* [What is asked] Take the material below and retype it in full; pictures are left out.

* [Provided records]
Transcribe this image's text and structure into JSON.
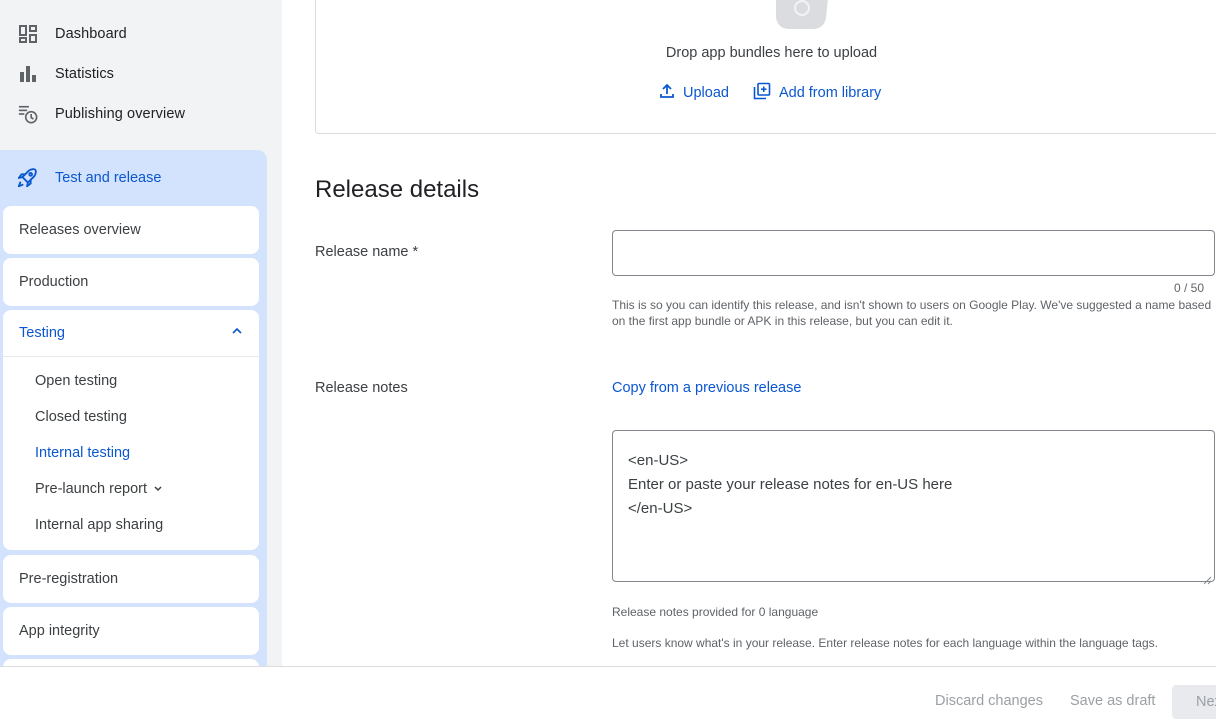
{
  "sidebar": {
    "top_items": [
      {
        "label": "Dashboard",
        "icon": "dashboard-icon"
      },
      {
        "label": "Statistics",
        "icon": "bar-chart-icon"
      },
      {
        "label": "Publishing overview",
        "icon": "schedule-list-icon"
      }
    ],
    "section": {
      "label": "Test and release",
      "icon": "rocket-icon"
    },
    "cards": {
      "releases_overview": "Releases overview",
      "production": "Production",
      "testing": "Testing",
      "pre_registration": "Pre-registration",
      "app_integrity": "App integrity"
    },
    "testing_items": [
      {
        "label": "Open testing"
      },
      {
        "label": "Closed testing"
      },
      {
        "label": "Internal testing",
        "active": true
      },
      {
        "label": "Pre-launch report"
      },
      {
        "label": "Internal app sharing"
      }
    ]
  },
  "upload": {
    "drop_text": "Drop app bundles here to upload",
    "upload_label": "Upload",
    "library_label": "Add from library"
  },
  "release_details": {
    "title": "Release details",
    "name_label": "Release name",
    "required_mark": "*",
    "name_value": "",
    "name_counter": "0 / 50",
    "name_help": "This is so you can identify this release, and isn't shown to users on Google Play. We've suggested a name based on the first app bundle or APK in this release, but you can edit it.",
    "notes_label": "Release notes",
    "copy_link": "Copy from a previous release",
    "notes_lines": [
      "<en-US>",
      "Enter or paste your release notes for en-US here",
      "</en-US>"
    ],
    "notes_count": "Release notes provided for 0 language",
    "notes_help": "Let users know what's in your release. Enter release notes for each language within the language tags."
  },
  "footer": {
    "discard": "Discard changes",
    "save_draft": "Save as draft",
    "next": "Next"
  },
  "colors": {
    "accent": "#0b57d0",
    "section_bg": "#d3e3fd",
    "sidebar_bg": "#f1f3f4"
  }
}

* [Worked solution]
Transcribe this image's text and structure into JSON.
{
  "sidebar": {
    "top_items": [
      {
        "label": "Dashboard",
        "icon": "dashboard-icon"
      },
      {
        "label": "Statistics",
        "icon": "bar-chart-icon"
      },
      {
        "label": "Publishing overview",
        "icon": "schedule-list-icon"
      }
    ],
    "section": {
      "label": "Test and release",
      "icon": "rocket-icon"
    },
    "cards": {
      "releases_overview": "Releases overview",
      "production": "Production",
      "testing": "Testing",
      "pre_registration": "Pre-registration",
      "app_integrity": "App integrity"
    },
    "testing_items": [
      {
        "label": "Open testing"
      },
      {
        "label": "Closed testing"
      },
      {
        "label": "Internal testing",
        "active": true
      },
      {
        "label": "Pre-launch report"
      },
      {
        "label": "Internal app sharing"
      }
    ]
  },
  "upload": {
    "drop_text": "Drop app bundles here to upload",
    "upload_label": "Upload",
    "library_label": "Add from library"
  },
  "release_details": {
    "title": "Release details",
    "name_label": "Release name",
    "required_mark": "*",
    "name_value": "",
    "name_counter": "0 / 50",
    "name_help": "This is so you can identify this release, and isn't shown to users on Google Play. We've suggested a name based on the first app bundle or APK in this release, but you can edit it.",
    "notes_label": "Release notes",
    "copy_link": "Copy from a previous release",
    "notes_lines": [
      "<en-US>",
      "Enter or paste your release notes for en-US here",
      "</en-US>"
    ],
    "notes_count": "Release notes provided for 0 language",
    "notes_help": "Let users know what's in your release. Enter release notes for each language within the language tags."
  },
  "footer": {
    "discard": "Discard changes",
    "save_draft": "Save as draft",
    "next": "Next"
  },
  "colors": {
    "accent": "#0b57d0",
    "section_bg": "#d3e3fd",
    "sidebar_bg": "#f1f3f4"
  }
}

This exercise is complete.